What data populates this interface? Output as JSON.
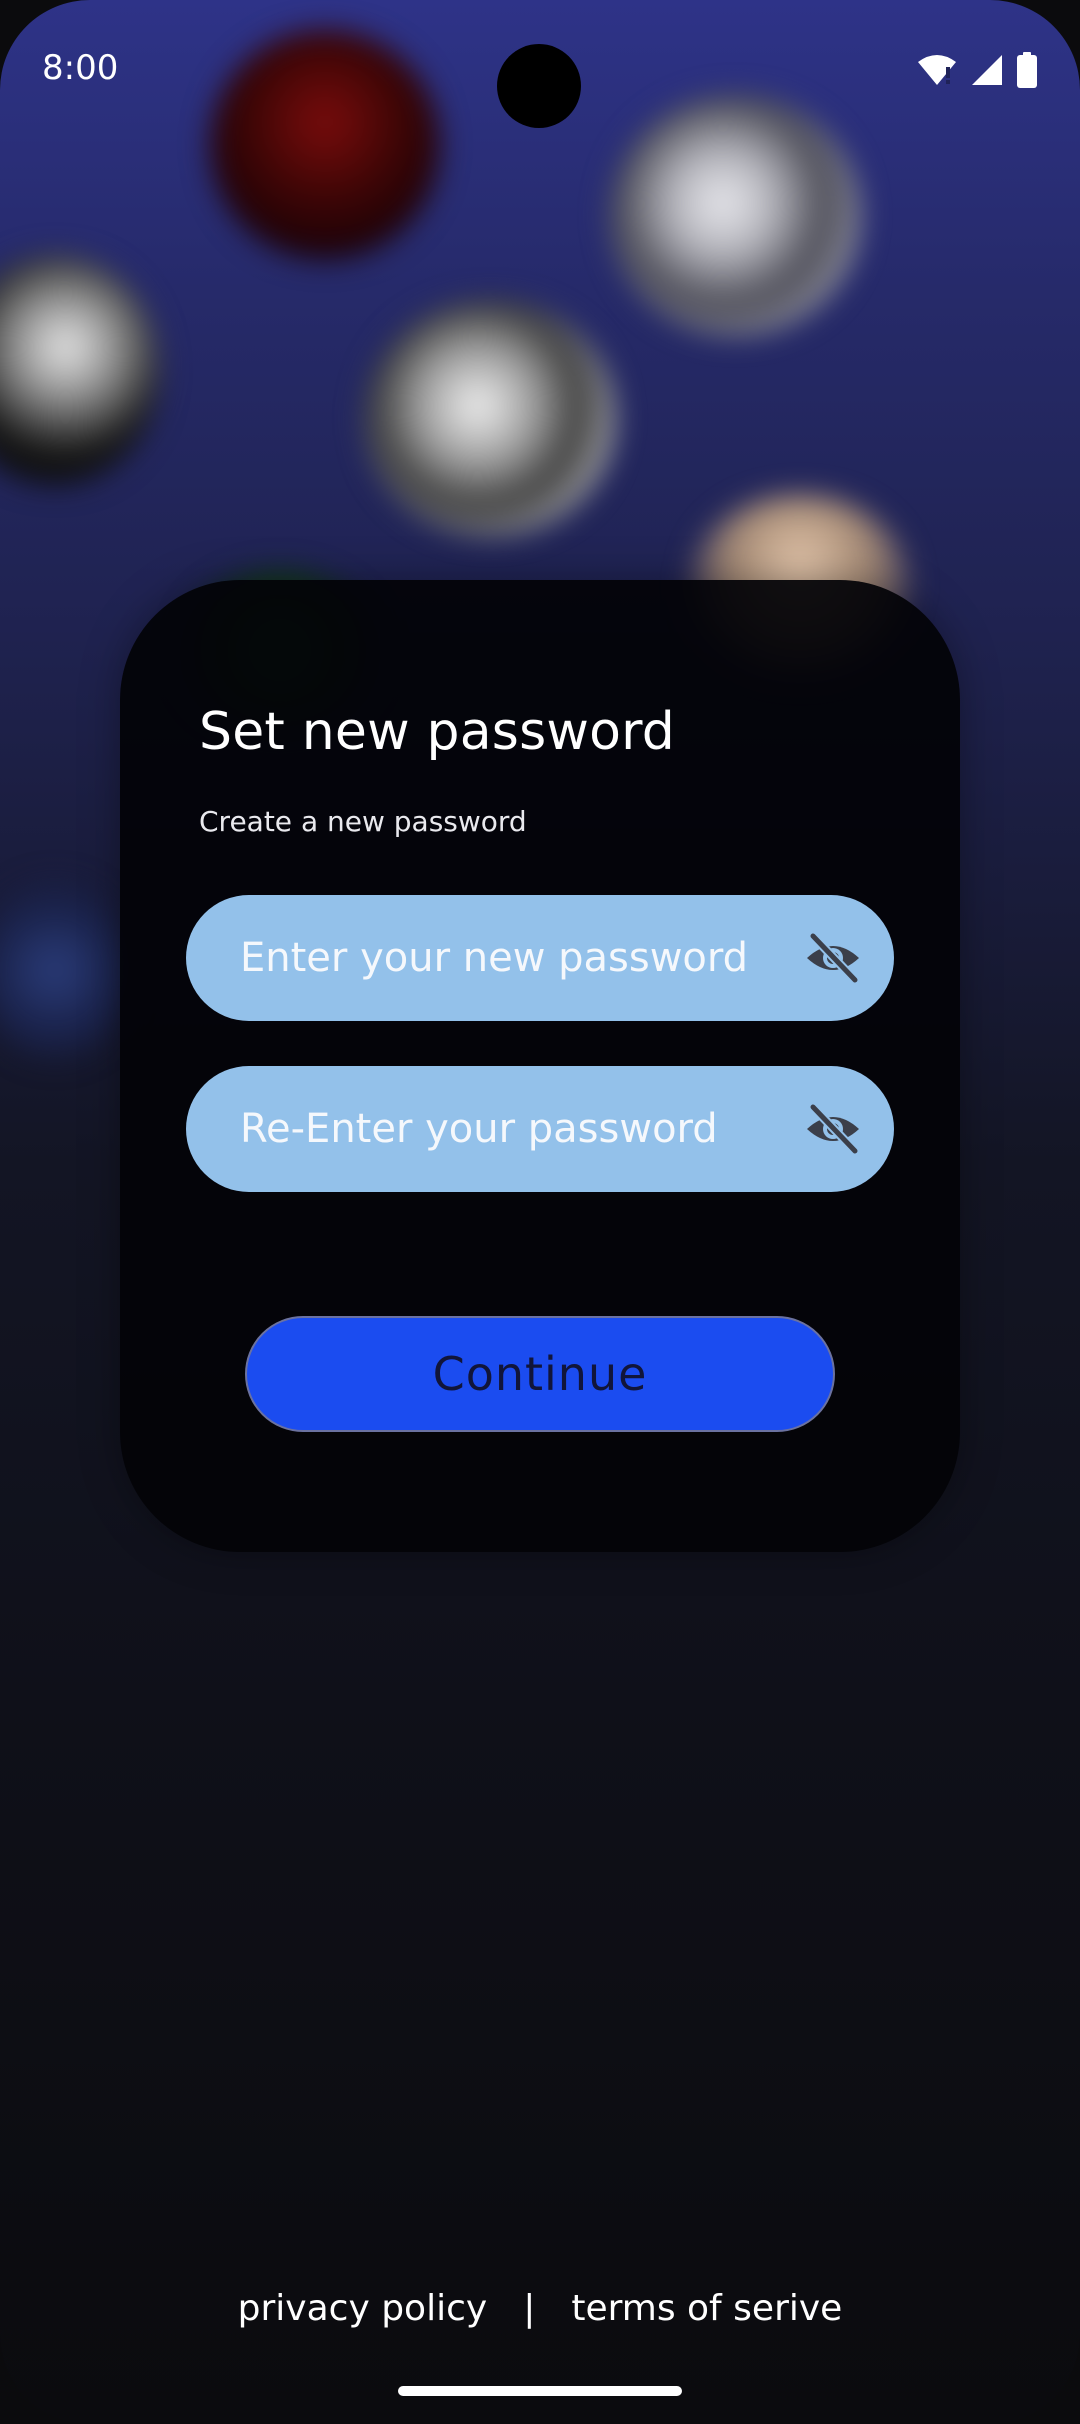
{
  "status_bar": {
    "time": "8:00",
    "icons": [
      "wifi-alert-icon",
      "signal-icon",
      "battery-icon"
    ]
  },
  "card": {
    "title": "Set new password",
    "subtitle": "Create a new password",
    "new_password_placeholder": "Enter your new password",
    "reenter_password_placeholder": "Re-Enter your password",
    "toggle_icon": "eye-off-icon",
    "continue_label": "Continue"
  },
  "footer": {
    "privacy_label": "privacy policy",
    "separator": "|",
    "terms_label": "terms of serive"
  },
  "colors": {
    "field_background": "#93c1ea",
    "button_background": "#1b4cf0",
    "card_background": "#030307"
  }
}
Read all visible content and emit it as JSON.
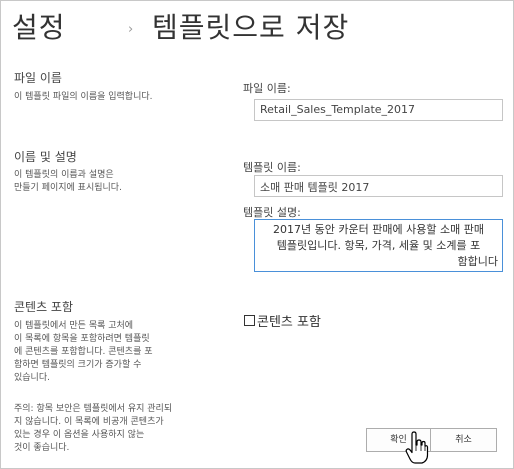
{
  "header": {
    "breadcrumb_root": "설정",
    "separator": "›",
    "page_title": "템플릿으로 저장"
  },
  "sections": {
    "file_name": {
      "title": "파일 이름",
      "description": "이 템플릿 파일의 이름을 입력합니다.",
      "field_label": "파일 이름:",
      "field_value": "Retail_Sales_Template_2017"
    },
    "name_desc": {
      "title": "이름 및 설명",
      "description_lines": [
        "이 템플릿의 이름과 설명은",
        "만들기 페이지에 표시됩니다."
      ],
      "name_label": "템플릿 이름:",
      "name_value": "소매 판매 템플릿 2017",
      "desc_label": "템플릿 설명:",
      "desc_lines": [
        "2017년 동안 카운터 판매에 사용할 소매 판매",
        "템플릿입니다. 항목, 가격, 세율 및 소계를 포",
        "함합니다"
      ]
    },
    "content": {
      "title": "콘텐츠 포함",
      "description_lines": [
        "이 템플릿에서 만든 목록 고처에",
        "이 목록에 항목을 포함하려면 템플릿",
        "에 콘텐츠를 포함합니다. 콘텐츠를 포",
        "함하면 템플릿의 크기가 증가할 수",
        "있습니다."
      ],
      "note_lines": [
        "주의: 항목 보안은 템플릿에서 유지 관리되",
        "지 않습니다. 이 목록에 비공개 콘텐츠가",
        "있는 경우 이 옵션을 사용하지 않는",
        "것이 좋습니다."
      ],
      "checkbox_label": "콘텐츠 포함",
      "checkbox_checked": false
    }
  },
  "buttons": {
    "ok": "확인",
    "cancel": "취소"
  }
}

◆ Given task
Collect the lines of the data that carry the word "JSON".

◆ Worked answer
What data populates this interface? Output as JSON.
Read all visible content and emit it as JSON.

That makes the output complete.